Так вот, через час, ни слова не говоря родителям, я отправился к жилищу Колянки. Вместе с Владиком меня дожидались Гарик Калантаров, сын инженера литейно-механического завода и будущий дипломат МИД СССР, Зураб Канделаки, который впоследствии стал профессором, доктором биологических наук, белокурый красавец Даниэль Ташкевич с вечно обиженным лицом – потомок переселенцев из Польши с еврейскими корнями, страстно увлекавшийся коллекционированием почтовых марок. Со временем, уже дедом, он переехал в Израиль, откуда направился в Бельгию, где занялся организацией выставок современной живописи во многих странах мира. Эти и другие, еще пара «пацанов», составляющих шпану, меня дожидались с нетерпением. Самому старшему, Зурабу, было не больше пятнадцати лет. Самому младшему, Дато Барабадзе, примерно тринадцать. Этот потом не раз сидел – в Грузии и за ее пределами. Предпочел жить по «понятиям».
Медленно и молча ввели меня к Колянке, который уже знал о причине моего появления.
«Ты чем занимаешься, музыкой? Ты что, девчонка?» - издевательски спросил он.
Я молчал.
«Еще раз увижу с нотами в руках, считай – тебе конец. На первый раз прощаю. В следующий раз...»
Колян стремительным движением отстегнул брючной ремень. «Ты понял?!» Мое молчание продолжалось. «Иди домой!» - услышал я спасительное повеление.
Меня охватил страх. Что делать дальше? Не повиноваться?
Спас меня Гарик Калантаров, и произошло это как нельзя кстати.
Я предусмотрительно изменил маршрут пешего передвижения к учительнице музыки и обратно домой. Ноты прятал под рубашку. Никто ничего не замечал. Да и Колянка вроде бы перестал интересоваться, хожу ли я на музыку. Он не представлял себе, что кто-то в округе посмеет ослушаться его, наводившего порядок по собственным представлениям.

**Задание 1**
Найдите в записях все строки, где встречается слово «time», и выпишите их полностью. Регистр букв учитывается.

**Исходные данные**

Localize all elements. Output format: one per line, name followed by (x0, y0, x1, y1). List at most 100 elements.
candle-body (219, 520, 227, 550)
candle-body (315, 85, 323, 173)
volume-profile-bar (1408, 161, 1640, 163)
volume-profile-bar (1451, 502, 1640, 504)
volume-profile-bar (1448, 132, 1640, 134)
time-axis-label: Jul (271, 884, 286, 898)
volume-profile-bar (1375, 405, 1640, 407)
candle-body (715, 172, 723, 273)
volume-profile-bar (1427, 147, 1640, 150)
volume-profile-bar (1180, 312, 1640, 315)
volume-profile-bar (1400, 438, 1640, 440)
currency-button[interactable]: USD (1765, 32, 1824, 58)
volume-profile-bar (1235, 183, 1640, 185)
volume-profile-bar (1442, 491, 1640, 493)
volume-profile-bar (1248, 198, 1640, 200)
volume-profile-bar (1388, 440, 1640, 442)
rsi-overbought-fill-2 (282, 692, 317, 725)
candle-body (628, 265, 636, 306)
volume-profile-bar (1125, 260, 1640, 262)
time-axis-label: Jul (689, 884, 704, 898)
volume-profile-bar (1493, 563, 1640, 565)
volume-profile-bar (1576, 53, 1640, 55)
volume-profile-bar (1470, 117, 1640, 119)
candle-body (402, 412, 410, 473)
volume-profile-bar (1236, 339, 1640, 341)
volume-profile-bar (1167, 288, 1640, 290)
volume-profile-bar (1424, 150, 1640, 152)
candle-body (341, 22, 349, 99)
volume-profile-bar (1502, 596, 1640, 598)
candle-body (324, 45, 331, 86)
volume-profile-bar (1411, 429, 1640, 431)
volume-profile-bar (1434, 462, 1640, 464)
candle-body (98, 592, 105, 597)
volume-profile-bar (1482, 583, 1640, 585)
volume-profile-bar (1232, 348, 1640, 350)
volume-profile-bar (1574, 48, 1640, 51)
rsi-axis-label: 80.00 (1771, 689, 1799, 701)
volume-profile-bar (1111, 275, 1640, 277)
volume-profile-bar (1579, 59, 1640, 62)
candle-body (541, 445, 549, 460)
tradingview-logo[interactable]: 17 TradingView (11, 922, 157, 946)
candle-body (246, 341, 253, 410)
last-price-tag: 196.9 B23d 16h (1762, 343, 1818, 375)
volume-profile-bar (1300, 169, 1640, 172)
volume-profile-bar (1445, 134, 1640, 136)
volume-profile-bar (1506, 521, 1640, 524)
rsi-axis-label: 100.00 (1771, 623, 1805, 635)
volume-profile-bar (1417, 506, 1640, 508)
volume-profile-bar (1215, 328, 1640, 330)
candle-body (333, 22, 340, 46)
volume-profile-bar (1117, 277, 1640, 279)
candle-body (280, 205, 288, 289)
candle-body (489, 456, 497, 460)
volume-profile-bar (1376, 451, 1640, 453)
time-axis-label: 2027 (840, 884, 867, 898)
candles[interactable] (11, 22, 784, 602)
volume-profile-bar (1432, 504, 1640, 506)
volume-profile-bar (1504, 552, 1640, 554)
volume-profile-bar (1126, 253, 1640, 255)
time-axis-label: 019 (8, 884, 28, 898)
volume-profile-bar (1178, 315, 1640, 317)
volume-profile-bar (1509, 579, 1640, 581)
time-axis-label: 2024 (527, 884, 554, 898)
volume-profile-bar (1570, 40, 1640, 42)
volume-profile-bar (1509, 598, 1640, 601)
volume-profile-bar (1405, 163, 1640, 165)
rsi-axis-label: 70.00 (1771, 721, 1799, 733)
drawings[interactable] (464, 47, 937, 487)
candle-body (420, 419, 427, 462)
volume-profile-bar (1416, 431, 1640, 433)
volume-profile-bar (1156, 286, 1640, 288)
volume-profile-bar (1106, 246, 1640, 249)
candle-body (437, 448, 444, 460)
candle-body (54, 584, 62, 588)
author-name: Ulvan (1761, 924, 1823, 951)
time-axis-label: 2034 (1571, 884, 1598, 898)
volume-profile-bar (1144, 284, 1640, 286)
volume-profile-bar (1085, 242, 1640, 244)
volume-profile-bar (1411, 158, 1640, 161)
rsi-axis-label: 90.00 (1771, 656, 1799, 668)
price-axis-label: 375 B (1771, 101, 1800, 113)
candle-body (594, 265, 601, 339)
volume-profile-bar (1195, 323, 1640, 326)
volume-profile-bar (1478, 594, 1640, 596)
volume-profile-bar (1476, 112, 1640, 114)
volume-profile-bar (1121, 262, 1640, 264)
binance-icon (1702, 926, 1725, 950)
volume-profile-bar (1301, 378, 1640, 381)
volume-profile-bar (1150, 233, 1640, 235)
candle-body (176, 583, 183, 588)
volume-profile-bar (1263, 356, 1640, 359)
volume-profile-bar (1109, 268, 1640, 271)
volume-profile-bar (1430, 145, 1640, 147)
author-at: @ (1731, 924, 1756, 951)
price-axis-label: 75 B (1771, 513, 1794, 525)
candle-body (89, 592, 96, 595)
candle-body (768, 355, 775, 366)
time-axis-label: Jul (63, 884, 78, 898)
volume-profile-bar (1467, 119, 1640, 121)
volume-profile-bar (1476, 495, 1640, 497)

**Задание 2**
Сколько лет, согласно исходному тексту, было самому старшему из ожидавших, Зурабу?

**Письменное решение 1**
time-axis-label: Jul (271, 884, 286, 898)
time-axis-label: Jul (689, 884, 704, 898)
time-axis-label: 2027 (840, 884, 867, 898)
time-axis-label: 019 (8, 884, 28, 898)
time-axis-label: 2024 (527, 884, 554, 898)
time-axis-label: 2034 (1571, 884, 1598, 898)
time-axis-label: Jul (63, 884, 78, 898)

**Письменное решение 2**
Не больше пятнадцати лет.